**REQUIRED TASK**
In the entries below, locate every line that contains the string "icon" and copy each of those lines. Case counts.

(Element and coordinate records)
Start
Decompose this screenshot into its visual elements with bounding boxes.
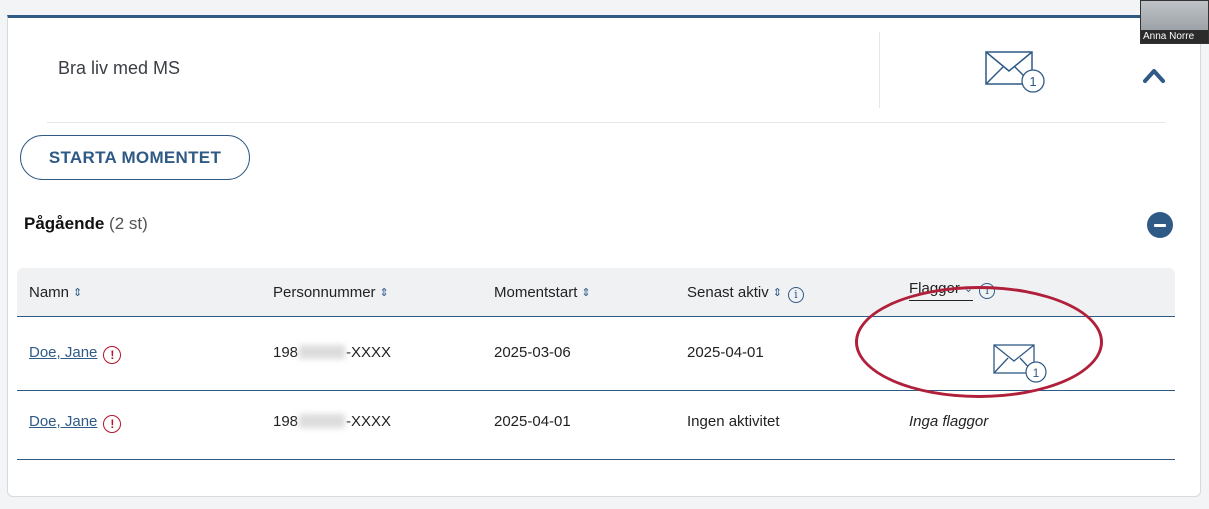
name-cell: Doe, Jane! bbox=[29, 344, 122, 364]
warning-icon: ! bbox=[103, 346, 122, 364]
flaggor-cell: Inga flaggor bbox=[909, 413, 989, 430]
momentstart-cell: 2025-03-06 bbox=[494, 344, 571, 361]
name-cell: Doe, Jane! bbox=[29, 413, 122, 433]
section-label: Pågående bbox=[24, 214, 105, 233]
column-header-personnummer[interactable]: Personnummer ⇕ bbox=[273, 284, 389, 301]
patient-name-link[interactable]: Doe, Jane bbox=[29, 413, 97, 430]
senast-aktiv-cell: 2025-04-01 bbox=[687, 344, 764, 361]
sort-icon[interactable]: ⇕ bbox=[581, 287, 590, 299]
header-divider bbox=[879, 32, 880, 108]
start-moment-button[interactable]: STARTA MOMENTET bbox=[20, 135, 250, 180]
info-icon[interactable]: i bbox=[787, 287, 804, 303]
module-title: Bra liv med MS bbox=[58, 58, 181, 78]
sort-icon[interactable]: ⇕ bbox=[380, 287, 389, 299]
personnummer-cell: 198 -XXXX bbox=[273, 344, 392, 361]
table-row: Doe, Jane! 198 -XXXX 2025-04-01 Ingen akt… bbox=[17, 391, 1175, 460]
senast-aktiv-cell: Ingen aktivitet bbox=[687, 413, 780, 430]
envelope-icon[interactable]: 1 bbox=[985, 51, 1047, 95]
momentstart-cell: 2025-04-01 bbox=[494, 413, 571, 430]
redacted-digits bbox=[299, 414, 346, 428]
message-count-badge: 1 bbox=[1029, 74, 1036, 89]
section-count: (2 st) bbox=[109, 214, 148, 233]
minus-circle-icon[interactable] bbox=[1147, 212, 1173, 238]
sort-icon[interactable]: ⇕ bbox=[73, 287, 82, 299]
chevron-up-icon[interactable] bbox=[1141, 65, 1167, 85]
header-separator bbox=[47, 122, 1165, 123]
column-header-momentstart[interactable]: Momentstart ⇕ bbox=[494, 284, 591, 301]
redacted-digits bbox=[299, 345, 346, 359]
video-tile-name: Anna Norre bbox=[1141, 30, 1208, 43]
personnummer-cell: 198 -XXXX bbox=[273, 413, 392, 430]
section-heading: Pågående (2 st) bbox=[24, 214, 148, 234]
patient-name-link[interactable]: Doe, Jane bbox=[29, 344, 97, 361]
column-header-name[interactable]: Namn ⇕ bbox=[29, 284, 82, 301]
column-header-senast-aktiv[interactable]: Senast aktiv ⇕ i bbox=[687, 284, 804, 303]
module-header: Bra liv med MS 1 bbox=[8, 18, 1200, 122]
warning-icon: ! bbox=[103, 415, 122, 433]
sort-icon[interactable]: ⇕ bbox=[773, 287, 782, 299]
video-tile: Anna Norre bbox=[1140, 0, 1209, 44]
highlight-ellipse bbox=[855, 286, 1103, 398]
End
**SOLUTION TO THIS EXERCISE**
warning-icon: ! bbox=[103, 346, 122, 364]
sort-icon[interactable]: ⇕ bbox=[581, 287, 590, 299]
info-icon[interactable]: i bbox=[787, 287, 804, 303]
sort-icon[interactable]: ⇕ bbox=[380, 287, 389, 299]
envelope-icon[interactable]: 1 bbox=[985, 51, 1047, 95]
minus-circle-icon[interactable] bbox=[1147, 212, 1173, 238]
sort-icon[interactable]: ⇕ bbox=[73, 287, 82, 299]
chevron-up-icon[interactable] bbox=[1141, 65, 1167, 85]
warning-icon: ! bbox=[103, 415, 122, 433]
sort-icon[interactable]: ⇕ bbox=[773, 287, 782, 299]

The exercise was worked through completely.